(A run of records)
+++
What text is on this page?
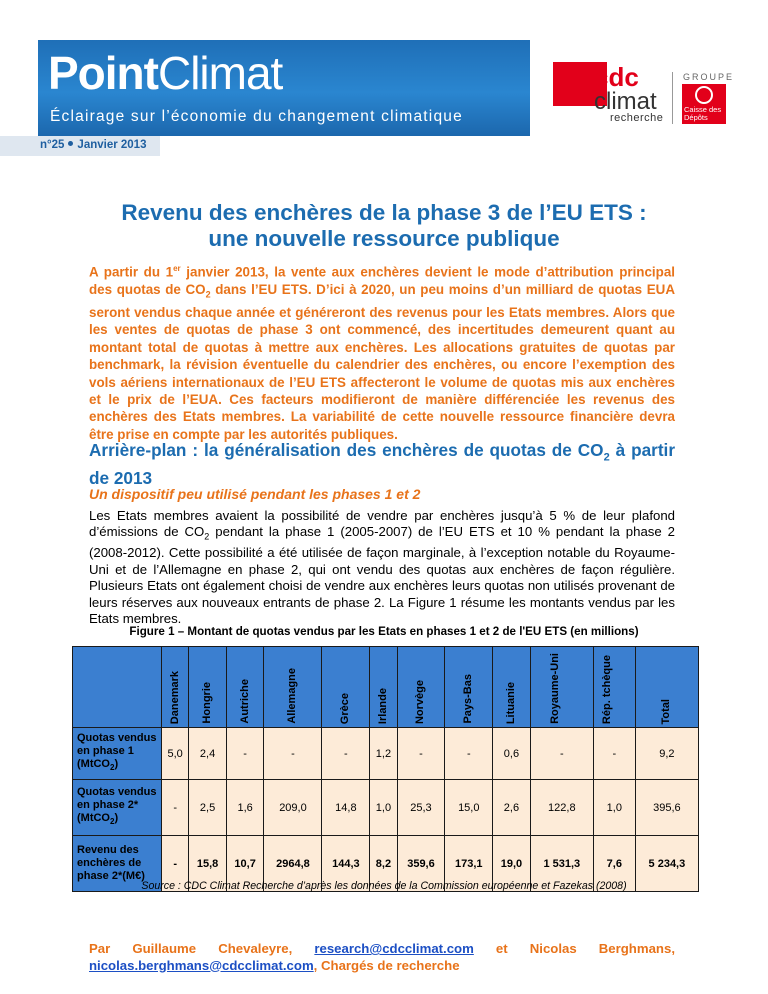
PointClimat
Éclairage sur l’économie du changement climatique
n°25 Janvier 2013
cdc
climat
recherche
GROUPE
Caisse des Dépôts
Revenu des enchères de la phase 3 de l’EU ETS :
une nouvelle ressource publique
A partir du 1er janvier 2013, la vente aux enchères devient le mode d’attribution principal des quotas de $CO_2$ dans l’EU ETS. D’ici à 2020, un peu moins d’un milliard de quotas EUA seront vendus chaque année et généreront des revenus pour les Etats membres. Alors que les ventes de quotas de phase 3 ont commencé, des incertitudes demeurent quant au montant total de quotas à mettre aux enchères. Les allocations gratuites de quotas par benchmark, la révision éventuelle du calendrier des enchères, ou encore l’exemption des vols aériens internationaux de l’EU ETS affecteront le volume de quotas mis aux enchères et le prix de l’EUA. Ces facteurs modifieront de manière différenciée les revenus des enchères des Etats membres. La variabilité de cette nouvelle ressource financière devra être prise en compte par les autorités publiques.
Arrière-plan : la généralisation des enchères de quotas de $CO_2$ à partir de 2013
Un dispositif peu utilisé pendant les phases 1 et 2
Les Etats membres avaient la possibilité de vendre par enchères jusqu’à 5 % de leur plafond d’émissions de $CO_2$ pendant la phase 1 (2005-2007) de l’EU ETS et 10 % pendant la phase 2 (2008-2012). Cette possibilité a été utilisée de façon marginale, à l’exception notable du Royaume-Uni et de l’Allemagne en phase 2, qui ont vendu des quotas aux enchères de façon régulière. Plusieurs Etats ont également choisi de vendre aux enchères leurs quotas non utilisés provenant de leurs réserves aux nouveaux entrants de phase 2. La Figure 1 résume les montants vendus par les Etats membres.
Figure 1 – Montant de quotas vendus par les Etats en phases 1 et 2 de l'EU ETS (en millions)
	Danemark	Hongrie	Autriche	Allemagne	Grèce	Irlande	Norvège	Pays-Bas	Lituanie	Royaume-Uni	Rép. tchèque	Total
Quotas vendus en phase 1 (MtCO$_2$)	5,0	2,4	-	-	-	1,2	-	-	0,6	-	-	9,2
Quotas vendus en phase 2*(MtCO$_2$)	-	2,5	1,6	209,0	14,8	1,0	25,3	15,0	2,6	122,8	1,0	395,6
Revenu des enchères de phase 2*(M€)	-	15,8	10,7	2964,8	144,3	8,2	359,6	173,1	19,0	1 531,3	7,6	5 234,3
Source : CDC Climat Recherche d’après les données de la Commission européenne et Fazekas (2008)
Par Guillaume Chevaleyre, research@cdcclimat.com et Nicolas Berghmans,
nicolas.berghmans@cdcclimat.com, Chargés de recherche
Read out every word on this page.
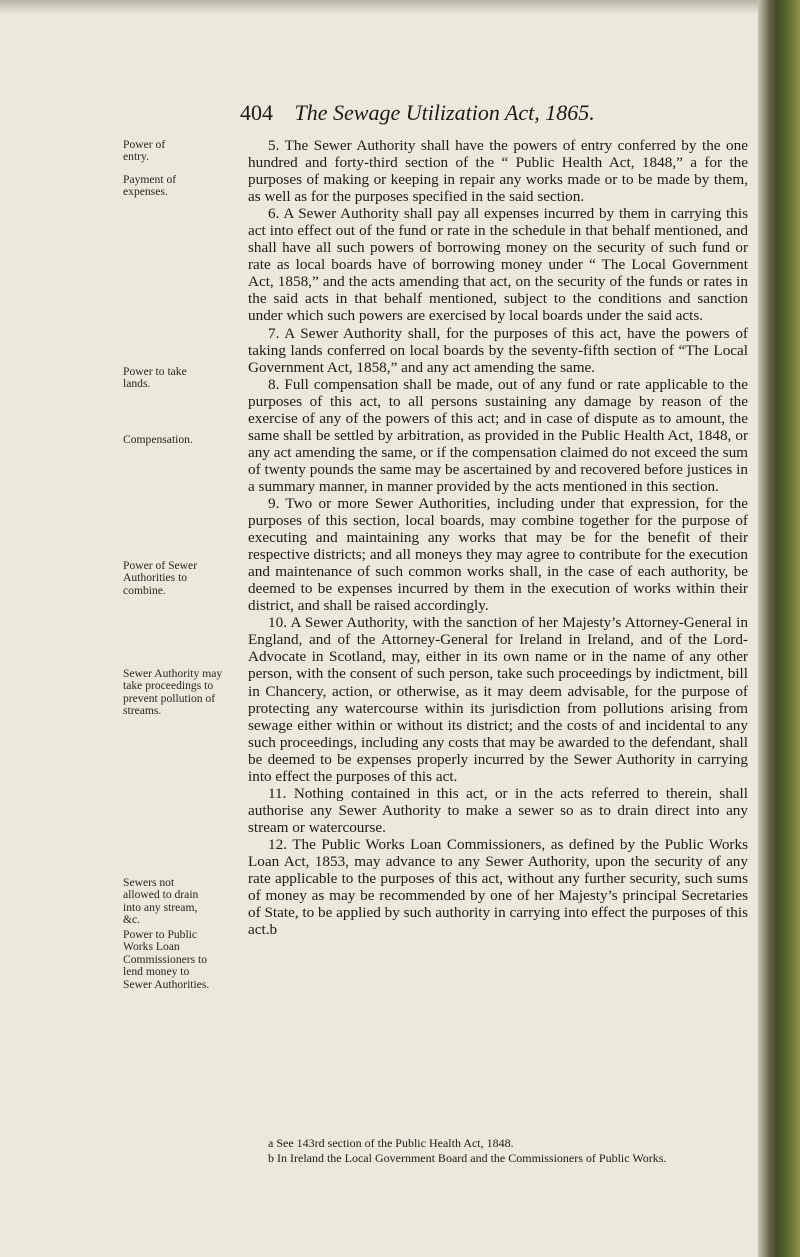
404 The Sewage Utilization Act, 1865.
Power of entry.
Payment of expenses.
Power to take lands.
Compensation.
Power of Sewer Authorities to combine.
Sewer Authority may take proceedings to prevent pollution of streams.
Sewers not allowed to drain into any stream, &c.
Power to Public Works Loan Commissioners to lend money to Sewer Authorities.

5. The Sewer Authority shall have the powers of entry conferred by the one hundred and forty-third section of the “ Public Health Act, 1848,” a for the purposes of making or keeping in repair any works made or to be made by them, as well as for the purposes specified in the said section.

6. A Sewer Authority shall pay all expenses incurred by them in carrying this act into effect out of the fund or rate in the schedule in that behalf mentioned, and shall have all such powers of borrowing money on the security of such fund or rate as local boards have of borrowing money under “ The Local Government Act, 1858,” and the acts amending that act, on the security of the funds or rates in the said acts in that behalf mentioned, subject to the conditions and sanction under which such powers are exercised by local boards under the said acts.

7. A Sewer Authority shall, for the purposes of this act, have the powers of taking lands conferred on local boards by the seventy-fifth section of “The Local Government Act, 1858,” and any act amending the same.

8. Full compensation shall be made, out of any fund or rate applicable to the purposes of this act, to all persons sustaining any damage by reason of the exercise of any of the powers of this act; and in case of dispute as to amount, the same shall be settled by arbitration, as provided in the Public Health Act, 1848, or any act amending the same, or if the compensation claimed do not exceed the sum of twenty pounds the same may be ascertained by and recovered before justices in a summary manner, in manner provided by the acts mentioned in this section.

9. Two or more Sewer Authorities, including under that expression, for the purposes of this section, local boards, may combine together for the purpose of executing and maintaining any works that may be for the benefit of their respective districts; and all moneys they may agree to contribute for the execution and maintenance of such common works shall, in the case of each authority, be deemed to be expenses incurred by them in the execution of works within their district, and shall be raised accordingly.

10. A Sewer Authority, with the sanction of her Majesty’s Attorney-General in England, and of the Attorney-General for Ireland in Ireland, and of the Lord-Advocate in Scotland, may, either in its own name or in the name of any other person, with the consent of such person, take such proceedings by indictment, bill in Chancery, action, or otherwise, as it may deem advisable, for the purpose of protecting any watercourse within its jurisdiction from pollutions arising from sewage either within or without its district; and the costs of and incidental to any such proceedings, including any costs that may be awarded to the defendant, shall be deemed to be expenses properly incurred by the Sewer Authority in carrying into effect the purposes of this act.

11. Nothing contained in this act, or in the acts referred to therein, shall authorise any Sewer Authority to make a sewer so as to drain direct into any stream or watercourse.

12. The Public Works Loan Commissioners, as defined by the Public Works Loan Act, 1853, may advance to any Sewer Authority, upon the security of any rate applicable to the purposes of this act, without any further security, such sums of money as may be recommended by one of her Majesty’s principal Secretaries of State, to be applied by such authority in carrying into effect the purposes of this act.b

a See 143rd section of the Public Health Act, 1848.

b In Ireland the Local Government Board and the Commissioners of Public Works.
+++
Problem to solve.
Wherever the word "mentioned" occurs in a line of the listing, copy that line.

Solution for this task.
6. A Sewer Authority shall pay all expenses incurred by them in carrying this act into effect out of the fund or rate in the schedule in that behalf mentioned, and shall have all such powers of borrowing money on the security of such fund or rate as local boards have of borrowing money under “ The Local Government Act, 1858,” and the acts amending that act, on the security of the funds or rates in the said acts in that behalf mentioned, subject to the conditions and sanction under which such powers are exercised by local boards under the said acts.
8. Full compensation shall be made, out of any fund or rate applicable to the purposes of this act, to all persons sustaining any damage by reason of the exercise of any of the powers of this act; and in case of dispute as to amount, the same shall be settled by arbitration, as provided in the Public Health Act, 1848, or any act amending the same, or if the compensation claimed do not exceed the sum of twenty pounds the same may be ascertained by and recovered before justices in a summary manner, in manner provided by the acts mentioned in this section.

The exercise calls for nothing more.